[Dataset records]
|---|
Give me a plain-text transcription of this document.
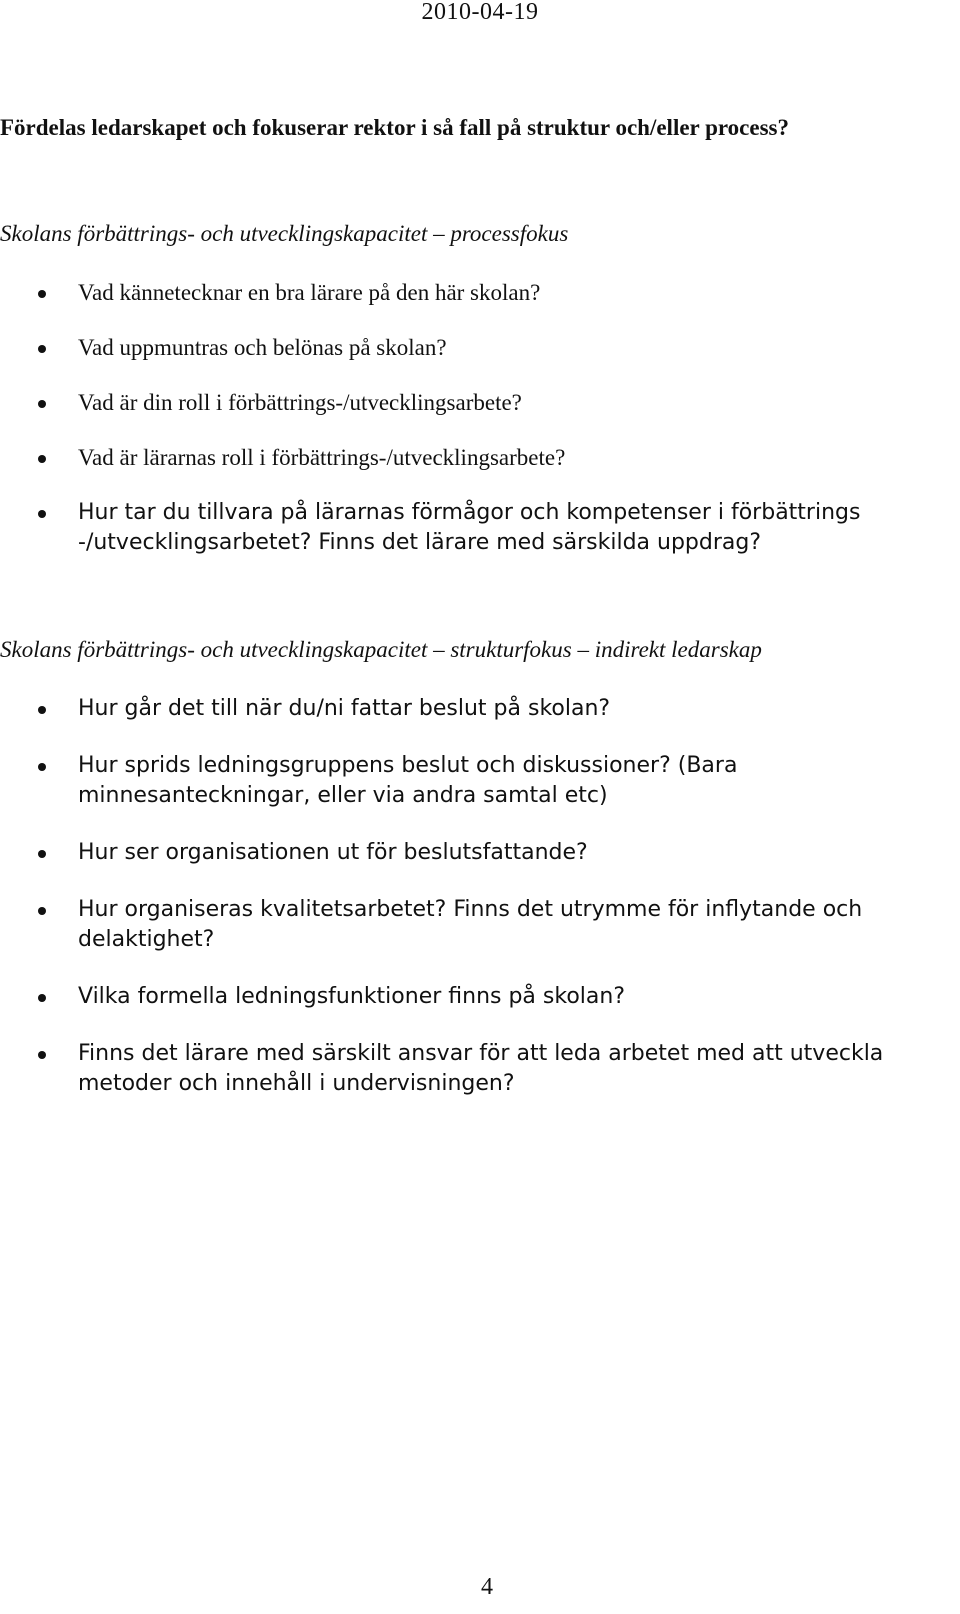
2010-04-19
Fördelas ledarskapet och fokuserar rektor i så fall på struktur och/eller process?
Skolans förbättrings- och utvecklingskapacitet – processfokus
Vad kännetecknar en bra lärare på den här skolan?
Vad uppmuntras och belönas på skolan?
Vad är din roll i förbättrings-/utvecklingsarbete?
Vad är lärarnas roll i förbättrings-/utvecklingsarbete?
Hur tar du tillvara på lärarnas förmågor och kompetenser i förbättrings -/utvecklingsarbetet? Finns det lärare med särskilda uppdrag?
Skolans förbättrings- och utvecklingskapacitet – strukturfokus – indirekt ledarskap
Hur går det till när du/ni fattar beslut på skolan?
Hur sprids ledningsgruppens beslut och diskussioner? (Bara minnesanteckningar, eller via andra samtal etc)
Hur ser organisationen ut för beslutsfattande?
Hur organiseras kvalitetsarbetet? Finns det utrymme för inflytande och delaktighet?
Vilka formella ledningsfunktioner finns på skolan?
Finns det lärare med särskilt ansvar för att leda arbetet med att utveckla metoder och innehåll i undervisningen?
4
|---|
● **To do**
Repeat the records above exactly, omitting every picture.

● **Response to this exercise**
Give me a plain-text transcription of this document.
2010-04-19
Fördelas ledarskapet och fokuserar rektor i så fall på struktur och/eller process?
Skolans förbättrings- och utvecklingskapacitet – processfokus
Vad kännetecknar en bra lärare på den här skolan?
Vad uppmuntras och belönas på skolan?
Vad är din roll i förbättrings-/utvecklingsarbete?
Vad är lärarnas roll i förbättrings-/utvecklingsarbete?
Hur tar du tillvara på lärarnas förmågor och kompetenser i förbättrings -/utvecklingsarbetet? Finns det lärare med särskilda uppdrag?
Skolans förbättrings- och utvecklingskapacitet – strukturfokus – indirekt ledarskap
Hur går det till när du/ni fattar beslut på skolan?
Hur sprids ledningsgruppens beslut och diskussioner? (Bara minnesanteckningar, eller via andra samtal etc)
Hur ser organisationen ut för beslutsfattande?
Hur organiseras kvalitetsarbetet? Finns det utrymme för inflytande och delaktighet?
Vilka formella ledningsfunktioner finns på skolan?
Finns det lärare med särskilt ansvar för att leda arbetet med att utveckla metoder och innehåll i undervisningen?
4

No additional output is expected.